◆ Directions for this task
Look for the string "name" in the lines and copy each line that has it.

◆ Supplied records
* * *

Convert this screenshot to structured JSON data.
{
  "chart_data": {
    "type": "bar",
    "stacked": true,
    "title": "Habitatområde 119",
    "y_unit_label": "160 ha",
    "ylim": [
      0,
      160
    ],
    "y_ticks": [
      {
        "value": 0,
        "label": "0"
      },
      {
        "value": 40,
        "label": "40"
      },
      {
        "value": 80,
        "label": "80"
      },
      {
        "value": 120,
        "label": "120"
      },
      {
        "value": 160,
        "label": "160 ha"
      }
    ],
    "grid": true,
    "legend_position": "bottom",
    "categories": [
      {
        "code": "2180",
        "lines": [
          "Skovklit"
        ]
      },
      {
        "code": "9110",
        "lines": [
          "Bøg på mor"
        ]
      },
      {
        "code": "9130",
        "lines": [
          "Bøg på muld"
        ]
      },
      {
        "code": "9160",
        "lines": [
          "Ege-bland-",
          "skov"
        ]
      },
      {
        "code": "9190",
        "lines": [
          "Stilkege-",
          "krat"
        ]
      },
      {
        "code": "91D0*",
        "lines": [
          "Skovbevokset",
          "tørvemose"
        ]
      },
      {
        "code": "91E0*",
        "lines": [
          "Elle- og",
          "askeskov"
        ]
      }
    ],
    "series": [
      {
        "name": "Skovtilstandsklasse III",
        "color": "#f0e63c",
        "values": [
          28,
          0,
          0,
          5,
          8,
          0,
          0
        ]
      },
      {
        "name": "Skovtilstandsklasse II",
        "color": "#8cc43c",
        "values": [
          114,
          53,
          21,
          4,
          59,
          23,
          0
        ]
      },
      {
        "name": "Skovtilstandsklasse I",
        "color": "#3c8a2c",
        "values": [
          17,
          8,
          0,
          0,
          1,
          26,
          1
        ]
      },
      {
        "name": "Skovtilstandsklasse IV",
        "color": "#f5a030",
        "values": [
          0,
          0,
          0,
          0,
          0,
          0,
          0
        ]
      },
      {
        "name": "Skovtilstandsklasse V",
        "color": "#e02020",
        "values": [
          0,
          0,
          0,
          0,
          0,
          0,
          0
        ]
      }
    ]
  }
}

* * *

◆ Answer to the task
        "name": "Skovtilstandsklasse III",
        "name": "Skovtilstandsklasse II",
        "name": "Skovtilstandsklasse I",
        "name": "Skovtilstandsklasse IV",
        "name": "Skovtilstandsklasse V",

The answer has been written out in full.